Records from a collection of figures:
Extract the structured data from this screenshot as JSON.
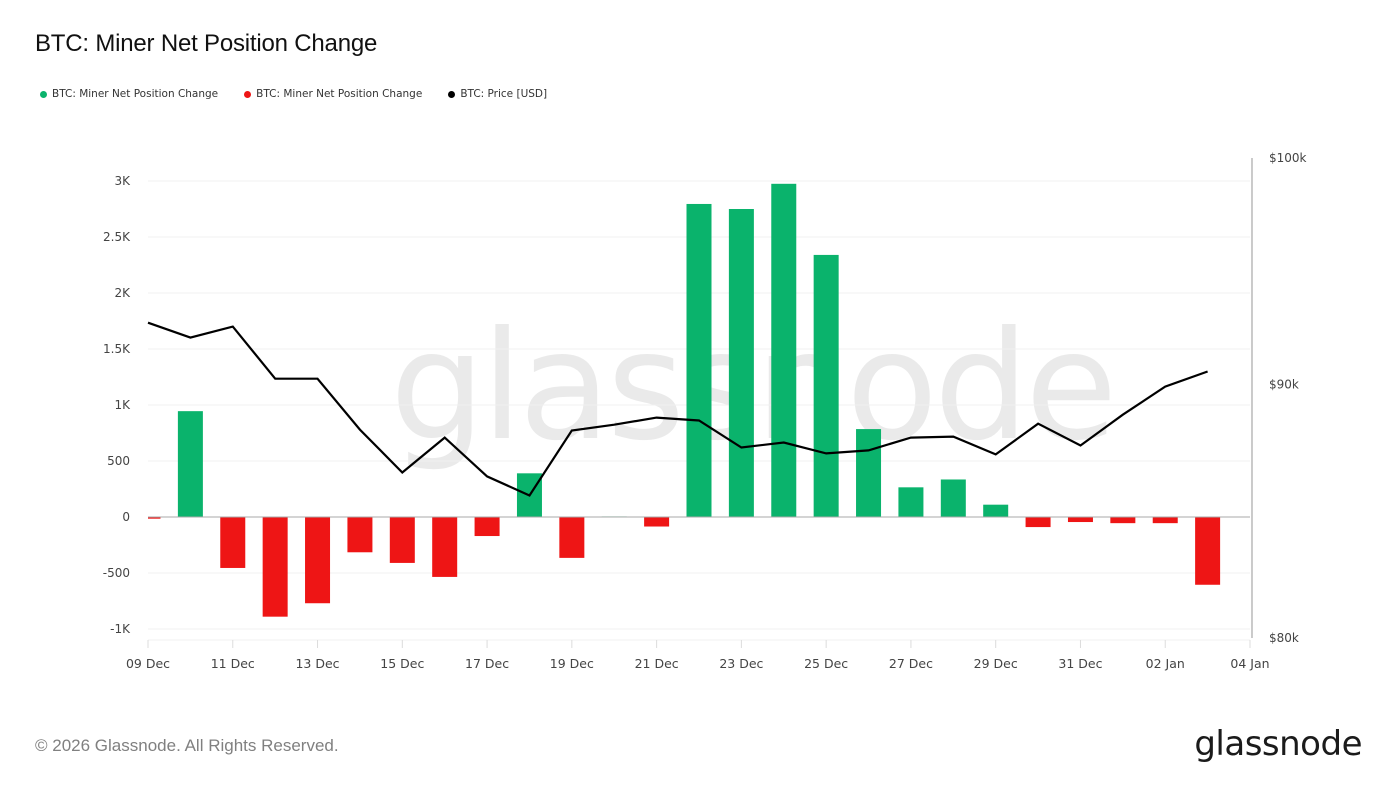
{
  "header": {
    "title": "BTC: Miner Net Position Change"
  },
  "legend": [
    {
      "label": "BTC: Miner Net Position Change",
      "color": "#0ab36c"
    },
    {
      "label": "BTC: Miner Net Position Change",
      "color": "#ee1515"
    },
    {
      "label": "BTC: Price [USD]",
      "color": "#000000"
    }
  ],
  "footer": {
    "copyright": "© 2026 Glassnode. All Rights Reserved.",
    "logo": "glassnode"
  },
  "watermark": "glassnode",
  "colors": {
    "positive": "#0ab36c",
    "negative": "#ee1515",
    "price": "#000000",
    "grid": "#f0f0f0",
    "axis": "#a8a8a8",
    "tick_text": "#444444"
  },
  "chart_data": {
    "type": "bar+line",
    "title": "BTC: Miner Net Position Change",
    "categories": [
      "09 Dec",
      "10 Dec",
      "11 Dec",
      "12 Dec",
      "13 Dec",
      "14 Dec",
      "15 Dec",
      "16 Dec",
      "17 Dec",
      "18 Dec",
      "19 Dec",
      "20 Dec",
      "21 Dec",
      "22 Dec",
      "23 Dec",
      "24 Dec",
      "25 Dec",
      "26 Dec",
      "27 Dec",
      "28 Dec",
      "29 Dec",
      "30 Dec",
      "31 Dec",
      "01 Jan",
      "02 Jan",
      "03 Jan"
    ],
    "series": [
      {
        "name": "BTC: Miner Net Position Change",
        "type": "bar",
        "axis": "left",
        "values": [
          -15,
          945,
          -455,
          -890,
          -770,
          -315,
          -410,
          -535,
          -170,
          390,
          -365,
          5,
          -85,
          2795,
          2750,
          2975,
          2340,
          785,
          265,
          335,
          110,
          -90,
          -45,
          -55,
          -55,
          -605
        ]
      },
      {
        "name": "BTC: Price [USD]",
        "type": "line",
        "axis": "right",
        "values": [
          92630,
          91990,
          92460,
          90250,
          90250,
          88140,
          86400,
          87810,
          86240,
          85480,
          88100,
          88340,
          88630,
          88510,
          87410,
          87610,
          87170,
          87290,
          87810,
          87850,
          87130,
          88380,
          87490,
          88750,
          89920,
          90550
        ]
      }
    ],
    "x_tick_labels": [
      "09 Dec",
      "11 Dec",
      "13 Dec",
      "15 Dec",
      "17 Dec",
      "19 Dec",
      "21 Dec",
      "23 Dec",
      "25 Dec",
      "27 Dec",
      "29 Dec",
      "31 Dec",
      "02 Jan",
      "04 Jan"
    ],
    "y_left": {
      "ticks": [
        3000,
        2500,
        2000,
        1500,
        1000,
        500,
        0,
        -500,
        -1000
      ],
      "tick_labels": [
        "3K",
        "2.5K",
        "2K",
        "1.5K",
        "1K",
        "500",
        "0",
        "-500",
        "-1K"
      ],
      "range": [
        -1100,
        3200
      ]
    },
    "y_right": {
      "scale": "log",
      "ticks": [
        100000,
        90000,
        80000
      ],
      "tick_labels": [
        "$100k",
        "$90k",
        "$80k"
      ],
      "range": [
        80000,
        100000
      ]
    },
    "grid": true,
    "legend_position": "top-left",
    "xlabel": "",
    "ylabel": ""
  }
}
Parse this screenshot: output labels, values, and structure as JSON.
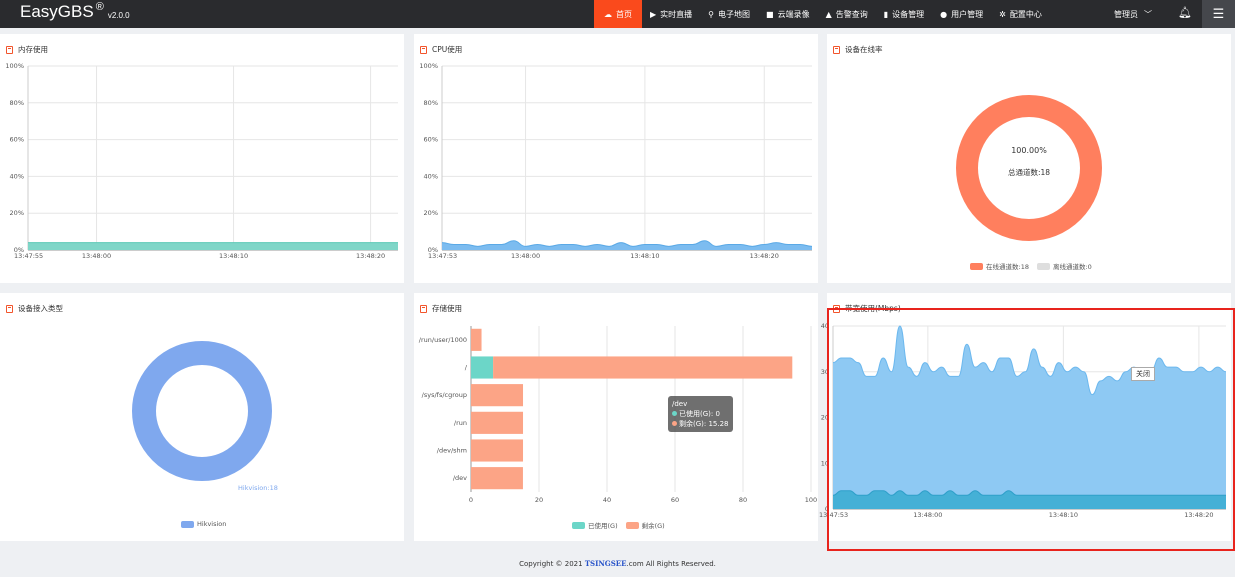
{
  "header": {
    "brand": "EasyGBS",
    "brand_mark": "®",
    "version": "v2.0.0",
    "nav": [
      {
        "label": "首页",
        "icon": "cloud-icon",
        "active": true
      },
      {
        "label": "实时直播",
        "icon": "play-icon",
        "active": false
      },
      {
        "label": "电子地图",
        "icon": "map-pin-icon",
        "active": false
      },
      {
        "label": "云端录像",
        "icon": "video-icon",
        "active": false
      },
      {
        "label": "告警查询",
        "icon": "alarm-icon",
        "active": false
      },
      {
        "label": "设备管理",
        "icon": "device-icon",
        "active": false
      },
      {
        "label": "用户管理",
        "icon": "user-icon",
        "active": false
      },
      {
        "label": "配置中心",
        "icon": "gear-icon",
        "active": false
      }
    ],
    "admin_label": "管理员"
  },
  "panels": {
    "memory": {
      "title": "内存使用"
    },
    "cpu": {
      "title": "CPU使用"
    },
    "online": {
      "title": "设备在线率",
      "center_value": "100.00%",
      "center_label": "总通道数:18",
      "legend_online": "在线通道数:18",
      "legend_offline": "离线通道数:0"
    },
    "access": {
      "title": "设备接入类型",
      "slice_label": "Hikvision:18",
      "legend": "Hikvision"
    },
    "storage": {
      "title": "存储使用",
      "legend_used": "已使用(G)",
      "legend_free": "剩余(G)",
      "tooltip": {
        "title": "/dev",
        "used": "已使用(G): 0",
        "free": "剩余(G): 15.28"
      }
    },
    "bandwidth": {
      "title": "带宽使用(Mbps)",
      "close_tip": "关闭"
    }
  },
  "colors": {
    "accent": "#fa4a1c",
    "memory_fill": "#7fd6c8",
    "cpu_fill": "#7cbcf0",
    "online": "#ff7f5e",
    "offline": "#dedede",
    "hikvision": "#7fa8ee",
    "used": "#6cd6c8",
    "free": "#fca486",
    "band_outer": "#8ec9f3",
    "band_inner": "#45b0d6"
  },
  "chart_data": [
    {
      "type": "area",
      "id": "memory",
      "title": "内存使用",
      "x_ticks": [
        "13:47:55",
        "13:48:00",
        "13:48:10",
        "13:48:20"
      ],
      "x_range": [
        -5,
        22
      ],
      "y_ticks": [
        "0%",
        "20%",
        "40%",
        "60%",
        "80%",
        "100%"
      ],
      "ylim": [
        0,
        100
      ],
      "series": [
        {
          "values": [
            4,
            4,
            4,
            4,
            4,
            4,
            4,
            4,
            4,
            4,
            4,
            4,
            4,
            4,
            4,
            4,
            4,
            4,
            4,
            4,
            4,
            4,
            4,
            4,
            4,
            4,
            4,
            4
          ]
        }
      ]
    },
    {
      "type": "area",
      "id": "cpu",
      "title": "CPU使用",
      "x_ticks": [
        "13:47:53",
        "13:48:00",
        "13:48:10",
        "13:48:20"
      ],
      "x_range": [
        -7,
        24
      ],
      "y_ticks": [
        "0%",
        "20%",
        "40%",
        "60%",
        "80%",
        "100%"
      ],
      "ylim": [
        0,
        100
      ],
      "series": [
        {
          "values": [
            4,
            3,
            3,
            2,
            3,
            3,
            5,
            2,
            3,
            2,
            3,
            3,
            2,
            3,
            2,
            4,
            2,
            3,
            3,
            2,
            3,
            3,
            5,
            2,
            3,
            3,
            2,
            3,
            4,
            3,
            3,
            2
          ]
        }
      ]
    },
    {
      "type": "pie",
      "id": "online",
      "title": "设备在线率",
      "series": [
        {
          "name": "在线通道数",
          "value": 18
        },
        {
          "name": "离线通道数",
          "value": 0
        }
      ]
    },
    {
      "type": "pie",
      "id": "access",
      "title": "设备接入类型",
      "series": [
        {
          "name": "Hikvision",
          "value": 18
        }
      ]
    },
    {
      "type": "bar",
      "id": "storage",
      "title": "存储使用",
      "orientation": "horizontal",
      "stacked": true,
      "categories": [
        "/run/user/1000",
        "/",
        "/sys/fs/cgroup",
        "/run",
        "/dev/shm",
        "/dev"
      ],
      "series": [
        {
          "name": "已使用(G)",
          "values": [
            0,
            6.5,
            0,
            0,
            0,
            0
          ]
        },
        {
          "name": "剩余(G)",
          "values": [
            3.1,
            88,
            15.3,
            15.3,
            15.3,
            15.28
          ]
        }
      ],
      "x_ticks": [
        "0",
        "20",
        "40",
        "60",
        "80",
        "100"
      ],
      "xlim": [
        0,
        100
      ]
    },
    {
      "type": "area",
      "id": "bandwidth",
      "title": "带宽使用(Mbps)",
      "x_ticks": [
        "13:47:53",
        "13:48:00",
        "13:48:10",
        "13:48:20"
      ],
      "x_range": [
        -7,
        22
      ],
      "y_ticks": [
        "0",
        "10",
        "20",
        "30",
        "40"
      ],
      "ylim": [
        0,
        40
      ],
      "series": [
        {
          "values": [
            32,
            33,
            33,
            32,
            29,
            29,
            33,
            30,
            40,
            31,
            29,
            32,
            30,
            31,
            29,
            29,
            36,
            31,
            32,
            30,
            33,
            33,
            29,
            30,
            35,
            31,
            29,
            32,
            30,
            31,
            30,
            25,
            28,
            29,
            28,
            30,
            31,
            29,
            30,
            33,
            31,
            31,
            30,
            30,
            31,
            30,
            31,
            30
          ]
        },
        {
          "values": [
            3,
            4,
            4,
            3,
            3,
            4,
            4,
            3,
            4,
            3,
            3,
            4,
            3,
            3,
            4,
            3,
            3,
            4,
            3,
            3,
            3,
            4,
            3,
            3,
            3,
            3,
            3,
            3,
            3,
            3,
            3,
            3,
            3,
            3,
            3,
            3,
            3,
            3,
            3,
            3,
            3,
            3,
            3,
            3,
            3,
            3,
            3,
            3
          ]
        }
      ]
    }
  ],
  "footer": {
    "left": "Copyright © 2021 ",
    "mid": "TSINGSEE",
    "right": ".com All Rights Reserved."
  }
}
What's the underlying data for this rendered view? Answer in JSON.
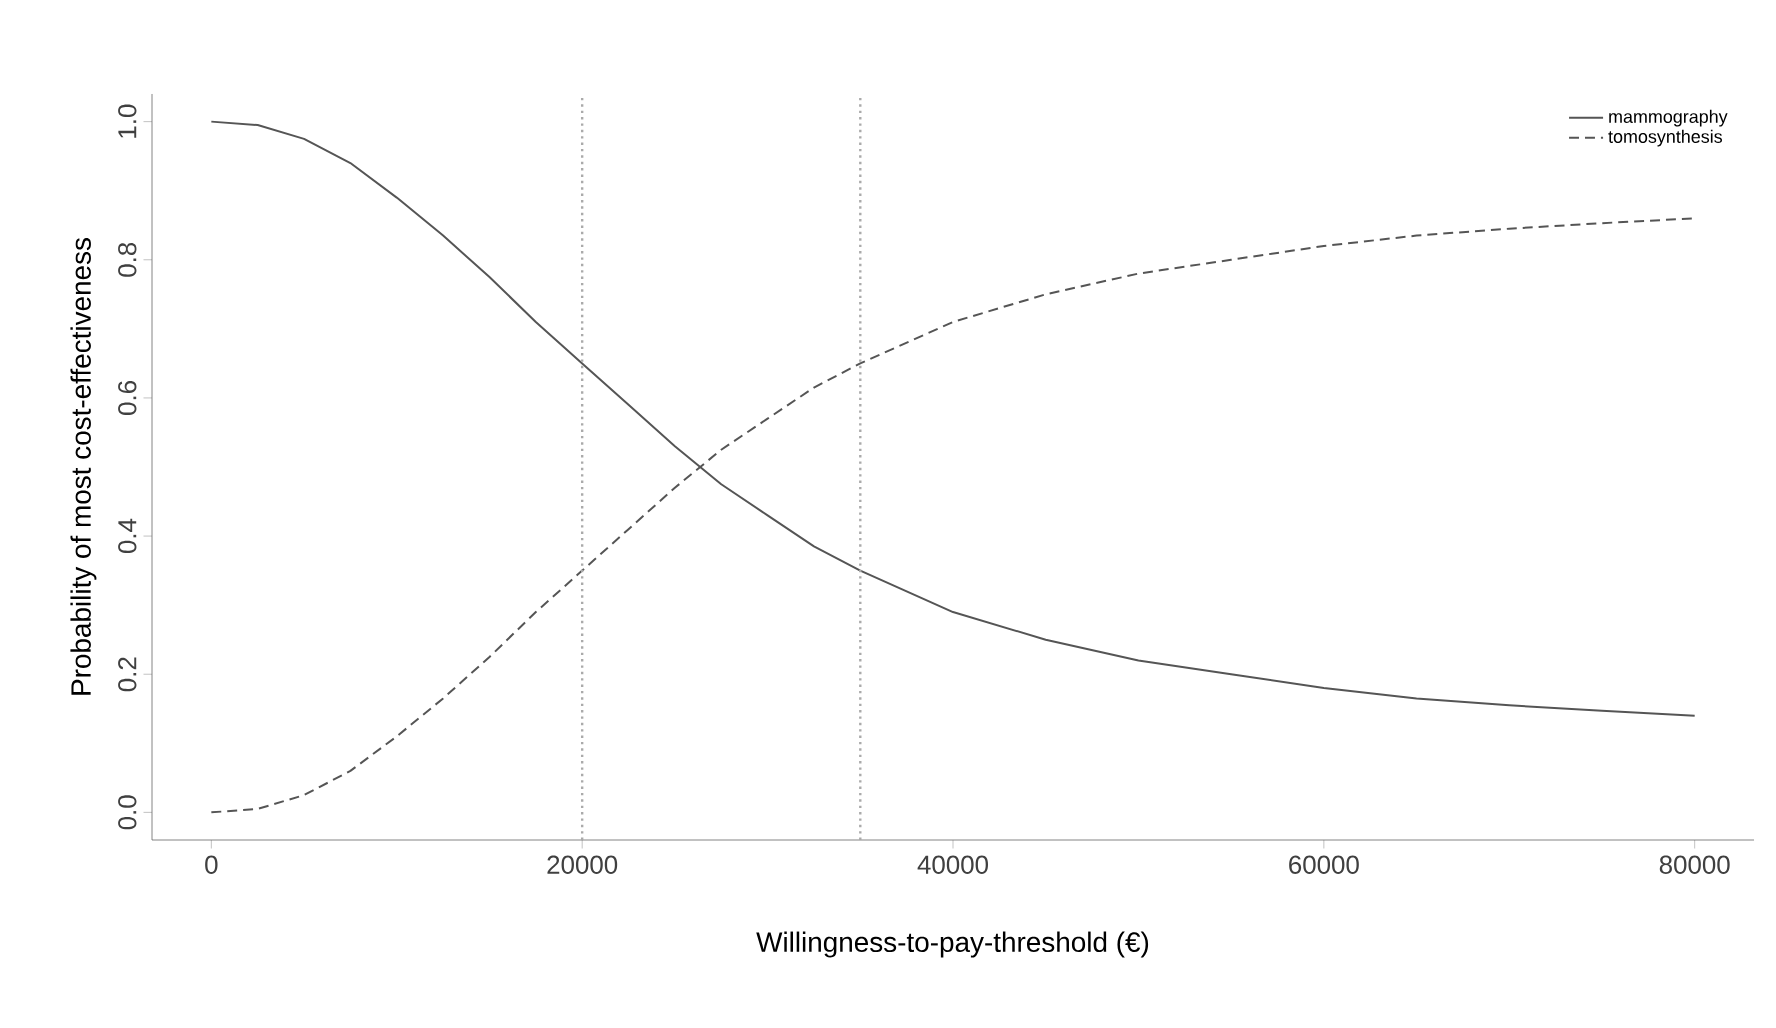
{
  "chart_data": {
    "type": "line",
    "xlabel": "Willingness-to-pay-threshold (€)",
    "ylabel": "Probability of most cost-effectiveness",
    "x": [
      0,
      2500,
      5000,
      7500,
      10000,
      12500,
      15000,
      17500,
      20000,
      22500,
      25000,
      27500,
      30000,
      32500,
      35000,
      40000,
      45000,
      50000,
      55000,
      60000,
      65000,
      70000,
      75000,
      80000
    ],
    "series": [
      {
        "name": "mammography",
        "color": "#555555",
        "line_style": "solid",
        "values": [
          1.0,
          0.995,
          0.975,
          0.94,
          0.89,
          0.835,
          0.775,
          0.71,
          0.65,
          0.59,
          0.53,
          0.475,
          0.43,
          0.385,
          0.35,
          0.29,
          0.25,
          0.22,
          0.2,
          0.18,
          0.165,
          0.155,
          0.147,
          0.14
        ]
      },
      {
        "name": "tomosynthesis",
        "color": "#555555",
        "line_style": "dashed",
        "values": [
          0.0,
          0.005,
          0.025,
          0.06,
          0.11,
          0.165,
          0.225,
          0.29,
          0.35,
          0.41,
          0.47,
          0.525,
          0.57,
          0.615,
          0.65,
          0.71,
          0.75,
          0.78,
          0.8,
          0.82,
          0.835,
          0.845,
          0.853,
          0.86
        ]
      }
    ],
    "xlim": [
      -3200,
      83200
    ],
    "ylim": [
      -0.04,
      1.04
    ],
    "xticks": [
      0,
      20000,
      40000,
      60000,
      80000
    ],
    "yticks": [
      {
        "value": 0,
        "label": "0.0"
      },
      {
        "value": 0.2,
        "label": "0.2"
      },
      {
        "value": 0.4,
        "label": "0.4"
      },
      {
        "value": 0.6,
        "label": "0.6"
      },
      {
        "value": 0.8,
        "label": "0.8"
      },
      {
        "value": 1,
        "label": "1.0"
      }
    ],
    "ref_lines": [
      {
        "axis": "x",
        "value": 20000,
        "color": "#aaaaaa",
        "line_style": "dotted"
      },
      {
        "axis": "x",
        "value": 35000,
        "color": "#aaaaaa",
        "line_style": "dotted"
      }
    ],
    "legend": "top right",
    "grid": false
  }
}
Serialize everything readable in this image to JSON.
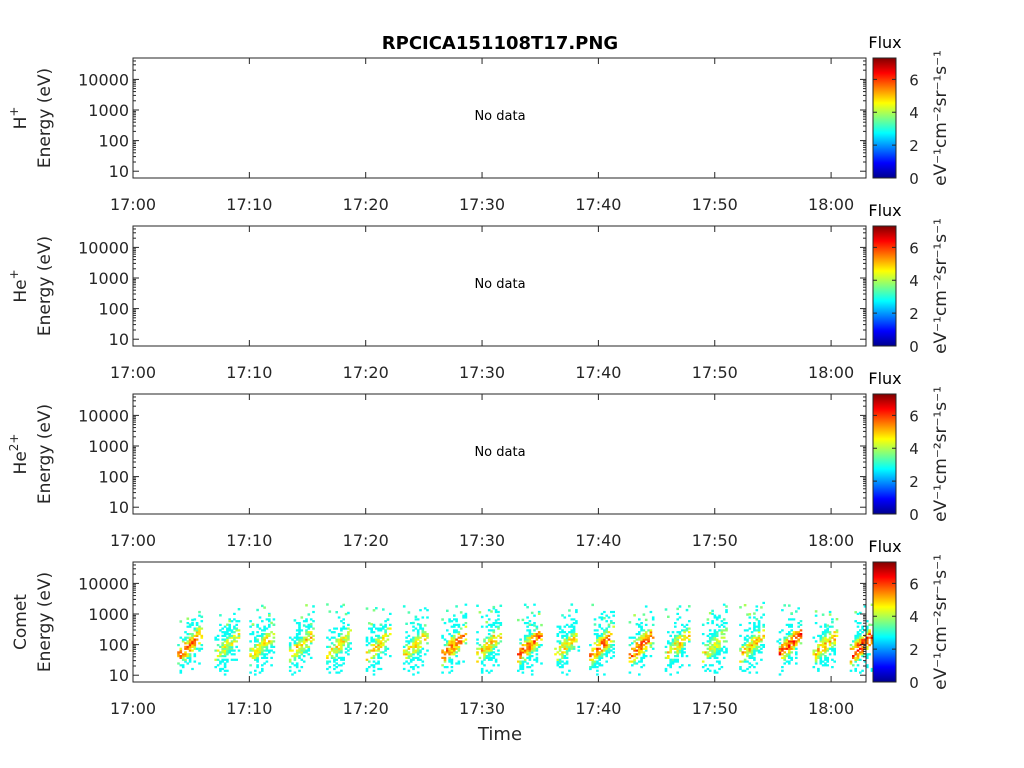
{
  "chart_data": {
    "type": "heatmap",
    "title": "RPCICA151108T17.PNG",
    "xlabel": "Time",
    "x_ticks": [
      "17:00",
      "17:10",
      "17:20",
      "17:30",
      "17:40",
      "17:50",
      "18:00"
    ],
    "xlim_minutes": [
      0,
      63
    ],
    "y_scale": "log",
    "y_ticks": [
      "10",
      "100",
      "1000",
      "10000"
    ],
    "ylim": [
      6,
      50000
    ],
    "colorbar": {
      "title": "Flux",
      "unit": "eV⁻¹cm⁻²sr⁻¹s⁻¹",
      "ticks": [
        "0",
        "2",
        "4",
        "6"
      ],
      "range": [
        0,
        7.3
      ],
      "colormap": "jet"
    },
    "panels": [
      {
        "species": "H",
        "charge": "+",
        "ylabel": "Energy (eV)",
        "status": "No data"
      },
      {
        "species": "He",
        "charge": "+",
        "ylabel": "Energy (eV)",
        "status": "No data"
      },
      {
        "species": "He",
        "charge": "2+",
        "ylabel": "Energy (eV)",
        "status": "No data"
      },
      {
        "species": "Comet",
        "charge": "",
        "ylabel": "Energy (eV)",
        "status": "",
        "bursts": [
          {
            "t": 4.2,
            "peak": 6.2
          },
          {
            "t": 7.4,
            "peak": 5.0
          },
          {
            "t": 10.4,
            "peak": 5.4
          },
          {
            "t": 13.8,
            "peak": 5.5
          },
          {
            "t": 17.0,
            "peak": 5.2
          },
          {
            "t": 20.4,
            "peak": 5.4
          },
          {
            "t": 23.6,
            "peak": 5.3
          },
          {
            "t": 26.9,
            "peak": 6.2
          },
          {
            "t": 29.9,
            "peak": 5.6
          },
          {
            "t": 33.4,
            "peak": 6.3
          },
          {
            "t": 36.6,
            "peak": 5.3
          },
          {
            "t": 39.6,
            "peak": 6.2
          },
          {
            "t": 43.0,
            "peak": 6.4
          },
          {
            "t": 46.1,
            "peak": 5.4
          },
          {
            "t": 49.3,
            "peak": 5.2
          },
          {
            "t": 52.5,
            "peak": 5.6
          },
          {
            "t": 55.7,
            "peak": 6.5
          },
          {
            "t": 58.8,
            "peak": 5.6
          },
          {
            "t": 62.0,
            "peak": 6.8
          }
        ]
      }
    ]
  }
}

## Given problem:
Take every line above carrying "axis" and return it.

## Reply to the task:
    "axis": "#a8a8a8",
        "axis": "left",
        "axis": "right",
        "axis": "x",
        "axis": "x",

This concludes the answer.